(Stored records)
%%

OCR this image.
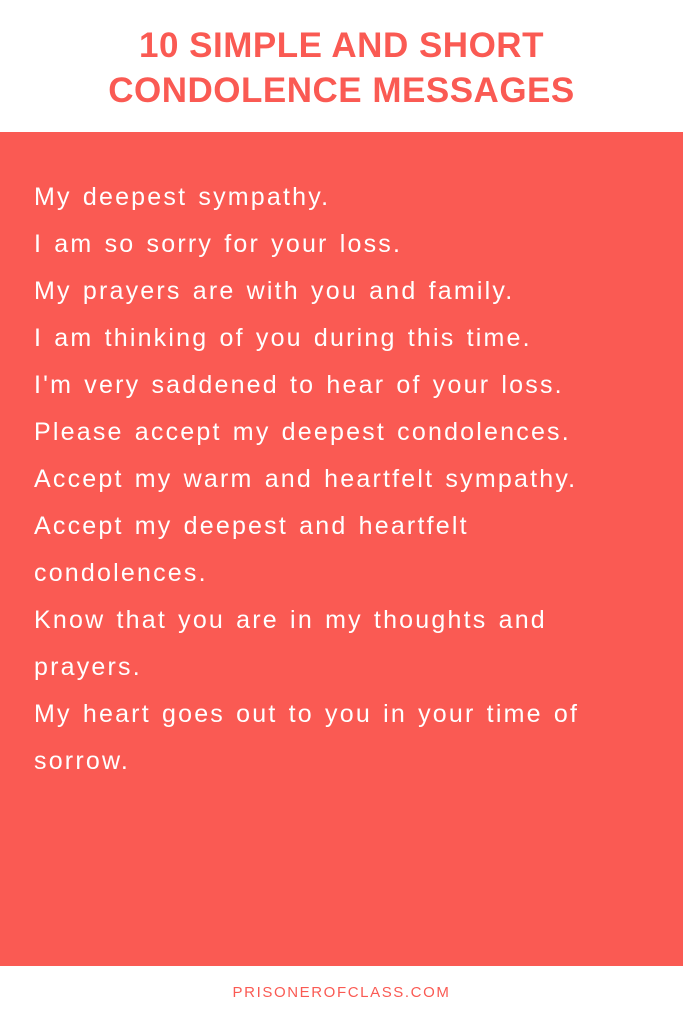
10 SIMPLE AND SHORT CONDOLENCE MESSAGES
My deepest sympathy.
I am so sorry for your loss.
My prayers are with you and family.
I am thinking of you during this time.
I'm very saddened to hear of your loss.
Please accept my deepest condolences.
Accept my warm and heartfelt sympathy.
Accept my deepest and heartfelt condolences.
Know that you are in my thoughts and prayers.
My heart goes out to you in your time of sorrow.
PRISONEROFCLASS.COM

%%

> [TASK DESCRIPTION]: Copy each line that holds the word "deepest".

> [EXERCISE RESULT]:
My deepest sympathy.
Please accept my deepest condolences.
Accept my deepest and heartfelt condolences.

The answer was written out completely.